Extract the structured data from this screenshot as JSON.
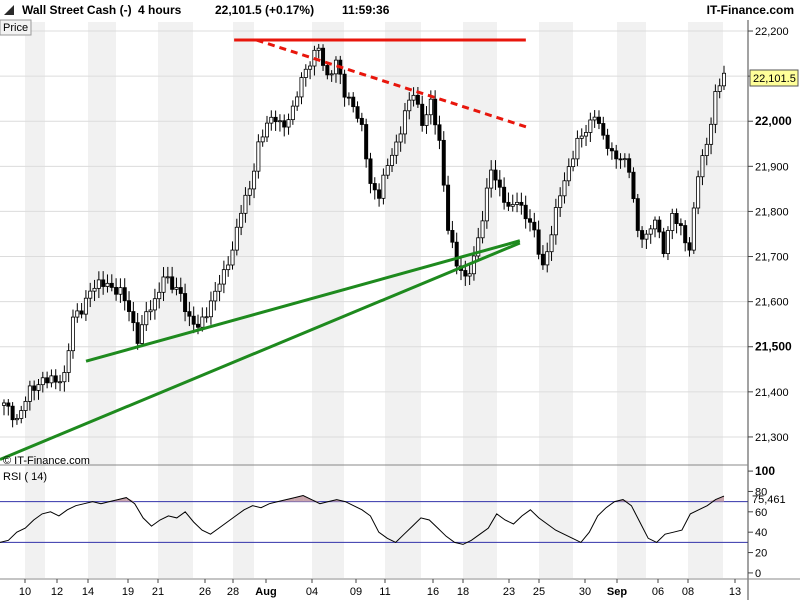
{
  "header": {
    "instrument": "Wall Street Cash (-)",
    "timeframe": "4 hours",
    "price_change": "22,101.5 (+0.17%)",
    "time": "11:59:36",
    "brand": "IT-Finance.com"
  },
  "price_panel": {
    "label": "Price",
    "watermark": "© IT-Finance.com",
    "current_price_label": "22,101.5"
  },
  "rsi_panel": {
    "label": "RSI ( 14)",
    "current_value_label": "75,461"
  },
  "colors": {
    "resistance": "#e8160c",
    "support": "#1e8a1e",
    "candle_up": "#ffffff",
    "candle_down": "#000000",
    "rsi_line": "#000000",
    "rsi_level": "#3333aa",
    "rsi_fill": "#c9a5ad",
    "price_box": "#ffff99"
  },
  "chart_data": [
    {
      "type": "candlestick",
      "title": "Wall Street Cash (-)",
      "timeframe": "4 hours",
      "x_tick_labels": [
        "10",
        "12",
        "14",
        "19",
        "21",
        "26",
        "28",
        "Aug",
        "04",
        "09",
        "11",
        "16",
        "18",
        "23",
        "25",
        "30",
        "Sep",
        "06",
        "08",
        "13"
      ],
      "y_ticks": [
        21300,
        21400,
        21500,
        21600,
        21700,
        21800,
        21900,
        22000,
        22100,
        22200
      ],
      "y_tick_labels": [
        "21,300",
        "21,400",
        "21,500",
        "21,600",
        "21,700",
        "21,800",
        "21,900",
        "22,000",
        "22,100",
        "22,200"
      ],
      "ylim": [
        21240,
        22220
      ],
      "current_price": 22101.5,
      "close_path": [
        [
          0,
          21370
        ],
        [
          3,
          21340
        ],
        [
          6,
          21400
        ],
        [
          9,
          21430
        ],
        [
          12,
          21420
        ],
        [
          14,
          21440
        ],
        [
          16,
          21560
        ],
        [
          18,
          21580
        ],
        [
          20,
          21630
        ],
        [
          24,
          21640
        ],
        [
          27,
          21620
        ],
        [
          29,
          21580
        ],
        [
          31,
          21520
        ],
        [
          33,
          21570
        ],
        [
          35,
          21600
        ],
        [
          37,
          21660
        ],
        [
          39,
          21630
        ],
        [
          41,
          21620
        ],
        [
          43,
          21560
        ],
        [
          45,
          21540
        ],
        [
          47,
          21580
        ],
        [
          49,
          21620
        ],
        [
          51,
          21660
        ],
        [
          53,
          21720
        ],
        [
          55,
          21800
        ],
        [
          57,
          21850
        ],
        [
          59,
          21950
        ],
        [
          61,
          21990
        ],
        [
          63,
          22010
        ],
        [
          65,
          21990
        ],
        [
          67,
          22020
        ],
        [
          69,
          22100
        ],
        [
          71,
          22130
        ],
        [
          73,
          22160
        ],
        [
          75,
          22100
        ],
        [
          77,
          22130
        ],
        [
          79,
          22060
        ],
        [
          81,
          22040
        ],
        [
          83,
          21980
        ],
        [
          85,
          21860
        ],
        [
          87,
          21840
        ],
        [
          89,
          21900
        ],
        [
          91,
          21950
        ],
        [
          93,
          22020
        ],
        [
          95,
          22060
        ],
        [
          97,
          22000
        ],
        [
          99,
          22040
        ],
        [
          101,
          21950
        ],
        [
          103,
          21770
        ],
        [
          105,
          21680
        ],
        [
          107,
          21650
        ],
        [
          109,
          21700
        ],
        [
          111,
          21780
        ],
        [
          113,
          21900
        ],
        [
          115,
          21850
        ],
        [
          117,
          21800
        ],
        [
          119,
          21830
        ],
        [
          121,
          21790
        ],
        [
          123,
          21750
        ],
        [
          125,
          21680
        ],
        [
          127,
          21750
        ],
        [
          129,
          21840
        ],
        [
          131,
          21900
        ],
        [
          133,
          21950
        ],
        [
          135,
          21980
        ],
        [
          137,
          22020
        ],
        [
          139,
          21960
        ],
        [
          141,
          21930
        ],
        [
          143,
          21920
        ],
        [
          145,
          21890
        ],
        [
          147,
          21760
        ],
        [
          149,
          21740
        ],
        [
          151,
          21780
        ],
        [
          153,
          21720
        ],
        [
          155,
          21790
        ],
        [
          157,
          21760
        ],
        [
          159,
          21720
        ],
        [
          161,
          21880
        ],
        [
          163,
          21950
        ],
        [
          165,
          22060
        ],
        [
          167,
          22101.5
        ]
      ],
      "series": [
        {
          "name": "Resistance (horizontal)",
          "points": [
            [
              0.313,
              22180
            ],
            [
              0.703,
              22180
            ]
          ]
        },
        {
          "name": "Resistance (descending trendline)",
          "points": [
            [
              0.343,
              22180
            ],
            [
              0.708,
              21985
            ]
          ]
        },
        {
          "name": "Support trendline 1",
          "points": [
            [
              0.115,
              21468
            ],
            [
              0.695,
              21735
            ]
          ]
        },
        {
          "name": "Support trendline 2",
          "points": [
            [
              0.0,
              21250
            ],
            [
              0.695,
              21730
            ]
          ]
        }
      ]
    },
    {
      "type": "line",
      "title": "RSI ( 14)",
      "y_ticks": [
        0,
        20,
        40,
        60,
        80,
        100
      ],
      "y_tick_labels": [
        "0",
        "20",
        "40",
        "60",
        "80",
        "100"
      ],
      "ylim": [
        -5,
        105
      ],
      "levels": [
        30,
        70
      ],
      "current_value": 75.461,
      "values": [
        30,
        32,
        40,
        44,
        52,
        58,
        60,
        56,
        62,
        66,
        68,
        70,
        68,
        70,
        72,
        74,
        68,
        54,
        46,
        52,
        56,
        54,
        60,
        50,
        42,
        38,
        44,
        50,
        56,
        62,
        66,
        64,
        68,
        70,
        72,
        74,
        76,
        72,
        68,
        70,
        72,
        70,
        66,
        62,
        56,
        40,
        34,
        30,
        38,
        46,
        54,
        52,
        44,
        36,
        30,
        28,
        32,
        38,
        44,
        58,
        52,
        48,
        56,
        62,
        54,
        48,
        42,
        38,
        34,
        30,
        40,
        56,
        64,
        70,
        72,
        66,
        50,
        34,
        30,
        38,
        40,
        42,
        58,
        62,
        66,
        72,
        75.461
      ]
    }
  ]
}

- **YOUR OBJECTIVE**
Search the entries for the word "Street" and copy every line that has it.

- **EXERCISE RESULT**
    "instrument": "Wall Street Cash (-)",
      "title": "Wall Street Cash (-)",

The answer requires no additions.